# Task statement
Identify the lines bearing the string "monitors" and gather them.

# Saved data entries
>>>>>
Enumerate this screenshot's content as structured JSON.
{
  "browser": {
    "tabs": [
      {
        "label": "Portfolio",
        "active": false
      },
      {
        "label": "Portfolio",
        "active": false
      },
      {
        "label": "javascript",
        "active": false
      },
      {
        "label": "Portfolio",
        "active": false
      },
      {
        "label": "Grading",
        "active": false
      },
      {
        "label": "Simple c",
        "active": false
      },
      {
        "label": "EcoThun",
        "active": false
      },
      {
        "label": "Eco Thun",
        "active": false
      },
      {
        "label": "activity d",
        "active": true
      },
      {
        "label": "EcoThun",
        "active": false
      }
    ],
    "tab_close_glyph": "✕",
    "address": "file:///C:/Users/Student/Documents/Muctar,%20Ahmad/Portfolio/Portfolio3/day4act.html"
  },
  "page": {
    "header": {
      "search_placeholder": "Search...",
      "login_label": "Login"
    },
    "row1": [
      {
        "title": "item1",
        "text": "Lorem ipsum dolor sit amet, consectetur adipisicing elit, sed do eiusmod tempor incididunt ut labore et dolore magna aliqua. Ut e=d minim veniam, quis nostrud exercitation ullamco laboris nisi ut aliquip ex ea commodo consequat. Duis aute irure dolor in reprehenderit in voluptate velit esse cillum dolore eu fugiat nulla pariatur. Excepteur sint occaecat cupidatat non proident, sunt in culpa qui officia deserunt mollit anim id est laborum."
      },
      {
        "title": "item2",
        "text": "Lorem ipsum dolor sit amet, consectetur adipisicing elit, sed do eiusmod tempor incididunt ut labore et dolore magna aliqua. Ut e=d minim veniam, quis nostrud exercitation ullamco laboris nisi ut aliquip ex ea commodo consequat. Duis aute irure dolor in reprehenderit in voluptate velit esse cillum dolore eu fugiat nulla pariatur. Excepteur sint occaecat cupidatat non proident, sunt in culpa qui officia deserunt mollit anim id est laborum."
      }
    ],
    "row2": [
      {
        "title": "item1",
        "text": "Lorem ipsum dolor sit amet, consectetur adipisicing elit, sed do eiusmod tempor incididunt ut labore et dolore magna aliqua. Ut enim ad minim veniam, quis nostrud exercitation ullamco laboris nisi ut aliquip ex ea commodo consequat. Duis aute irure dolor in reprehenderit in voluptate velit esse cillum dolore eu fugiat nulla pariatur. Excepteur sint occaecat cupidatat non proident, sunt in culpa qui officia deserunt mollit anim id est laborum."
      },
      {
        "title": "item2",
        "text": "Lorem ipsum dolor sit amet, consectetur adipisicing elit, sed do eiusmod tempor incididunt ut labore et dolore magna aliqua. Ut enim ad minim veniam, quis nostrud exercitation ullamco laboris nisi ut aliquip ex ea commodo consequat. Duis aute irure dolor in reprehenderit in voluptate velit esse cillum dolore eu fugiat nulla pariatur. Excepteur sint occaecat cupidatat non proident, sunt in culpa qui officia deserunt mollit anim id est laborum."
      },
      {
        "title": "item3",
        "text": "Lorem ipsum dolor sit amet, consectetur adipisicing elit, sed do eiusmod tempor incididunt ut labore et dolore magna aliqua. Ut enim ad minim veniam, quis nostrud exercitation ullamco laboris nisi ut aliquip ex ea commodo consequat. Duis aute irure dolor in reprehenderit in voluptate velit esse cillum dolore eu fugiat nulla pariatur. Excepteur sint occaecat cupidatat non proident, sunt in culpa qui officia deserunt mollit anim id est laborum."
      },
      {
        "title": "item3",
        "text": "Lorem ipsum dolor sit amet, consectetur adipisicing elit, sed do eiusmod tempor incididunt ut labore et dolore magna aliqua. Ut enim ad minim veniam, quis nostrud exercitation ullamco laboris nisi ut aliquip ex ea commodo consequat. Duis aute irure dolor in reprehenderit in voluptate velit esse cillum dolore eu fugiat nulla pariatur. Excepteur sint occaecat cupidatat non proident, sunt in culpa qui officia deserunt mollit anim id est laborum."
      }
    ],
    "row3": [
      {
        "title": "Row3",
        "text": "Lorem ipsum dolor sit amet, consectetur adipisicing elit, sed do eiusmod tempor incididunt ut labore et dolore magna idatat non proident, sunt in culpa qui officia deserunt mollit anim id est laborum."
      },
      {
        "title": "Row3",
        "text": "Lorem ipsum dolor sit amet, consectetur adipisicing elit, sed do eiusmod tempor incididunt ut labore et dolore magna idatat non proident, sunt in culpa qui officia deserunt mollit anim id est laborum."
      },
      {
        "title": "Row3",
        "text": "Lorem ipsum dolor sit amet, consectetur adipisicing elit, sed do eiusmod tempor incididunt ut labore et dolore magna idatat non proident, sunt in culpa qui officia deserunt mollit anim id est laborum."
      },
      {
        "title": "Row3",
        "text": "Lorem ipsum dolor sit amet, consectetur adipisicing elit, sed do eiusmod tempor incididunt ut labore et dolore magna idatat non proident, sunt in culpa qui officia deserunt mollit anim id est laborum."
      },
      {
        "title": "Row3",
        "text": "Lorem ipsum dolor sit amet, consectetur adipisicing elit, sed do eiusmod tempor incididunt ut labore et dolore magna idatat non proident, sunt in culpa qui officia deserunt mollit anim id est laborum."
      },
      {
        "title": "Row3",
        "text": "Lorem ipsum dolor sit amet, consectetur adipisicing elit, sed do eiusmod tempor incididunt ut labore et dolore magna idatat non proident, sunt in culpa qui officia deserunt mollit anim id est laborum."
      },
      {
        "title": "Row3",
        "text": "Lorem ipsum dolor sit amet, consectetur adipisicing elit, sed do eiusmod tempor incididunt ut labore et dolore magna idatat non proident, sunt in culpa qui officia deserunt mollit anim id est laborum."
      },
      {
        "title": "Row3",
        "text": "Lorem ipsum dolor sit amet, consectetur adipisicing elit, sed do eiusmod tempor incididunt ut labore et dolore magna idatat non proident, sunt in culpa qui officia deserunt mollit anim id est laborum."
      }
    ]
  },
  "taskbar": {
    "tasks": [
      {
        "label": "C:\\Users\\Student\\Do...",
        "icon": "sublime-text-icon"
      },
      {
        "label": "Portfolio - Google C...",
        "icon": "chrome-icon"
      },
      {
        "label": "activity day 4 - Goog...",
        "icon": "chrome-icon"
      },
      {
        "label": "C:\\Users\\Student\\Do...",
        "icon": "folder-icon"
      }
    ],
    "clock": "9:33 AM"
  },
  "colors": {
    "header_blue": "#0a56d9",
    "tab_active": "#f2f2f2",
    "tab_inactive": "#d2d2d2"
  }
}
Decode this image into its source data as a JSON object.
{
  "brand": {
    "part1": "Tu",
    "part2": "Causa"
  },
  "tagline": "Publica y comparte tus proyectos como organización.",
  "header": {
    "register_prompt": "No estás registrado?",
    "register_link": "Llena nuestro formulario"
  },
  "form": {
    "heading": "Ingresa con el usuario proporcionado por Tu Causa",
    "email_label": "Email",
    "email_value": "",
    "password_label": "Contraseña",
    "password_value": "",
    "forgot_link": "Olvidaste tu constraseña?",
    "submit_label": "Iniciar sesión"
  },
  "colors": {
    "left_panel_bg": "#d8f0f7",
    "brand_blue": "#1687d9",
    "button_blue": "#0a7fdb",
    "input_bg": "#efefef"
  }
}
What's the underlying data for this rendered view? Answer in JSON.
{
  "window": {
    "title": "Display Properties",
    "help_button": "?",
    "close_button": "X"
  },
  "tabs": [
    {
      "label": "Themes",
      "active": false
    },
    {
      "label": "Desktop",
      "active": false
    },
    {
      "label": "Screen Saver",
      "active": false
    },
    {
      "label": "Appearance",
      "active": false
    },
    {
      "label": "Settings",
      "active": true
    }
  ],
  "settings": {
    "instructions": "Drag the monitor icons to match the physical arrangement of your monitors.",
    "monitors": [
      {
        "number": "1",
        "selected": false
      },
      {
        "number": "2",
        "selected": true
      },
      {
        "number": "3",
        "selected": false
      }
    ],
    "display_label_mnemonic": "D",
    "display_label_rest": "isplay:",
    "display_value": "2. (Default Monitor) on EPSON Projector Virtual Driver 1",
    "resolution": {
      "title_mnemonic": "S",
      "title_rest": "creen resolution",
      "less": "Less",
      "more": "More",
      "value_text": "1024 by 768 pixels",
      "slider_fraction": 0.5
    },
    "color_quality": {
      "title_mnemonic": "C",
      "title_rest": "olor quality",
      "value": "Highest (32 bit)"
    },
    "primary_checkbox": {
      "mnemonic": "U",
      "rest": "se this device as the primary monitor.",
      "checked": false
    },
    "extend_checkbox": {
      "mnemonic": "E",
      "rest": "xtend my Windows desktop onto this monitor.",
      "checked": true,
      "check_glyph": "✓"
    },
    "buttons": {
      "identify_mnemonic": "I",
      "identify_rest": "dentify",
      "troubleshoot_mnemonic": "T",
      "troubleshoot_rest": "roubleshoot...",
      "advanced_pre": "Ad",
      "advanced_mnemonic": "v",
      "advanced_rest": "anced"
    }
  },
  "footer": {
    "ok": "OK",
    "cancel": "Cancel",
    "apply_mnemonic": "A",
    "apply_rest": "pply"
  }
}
<<<<<
# Response to the exercise
    "instructions": "Drag the monitor icons to match the physical arrangement of your monitors.",
    "monitors": [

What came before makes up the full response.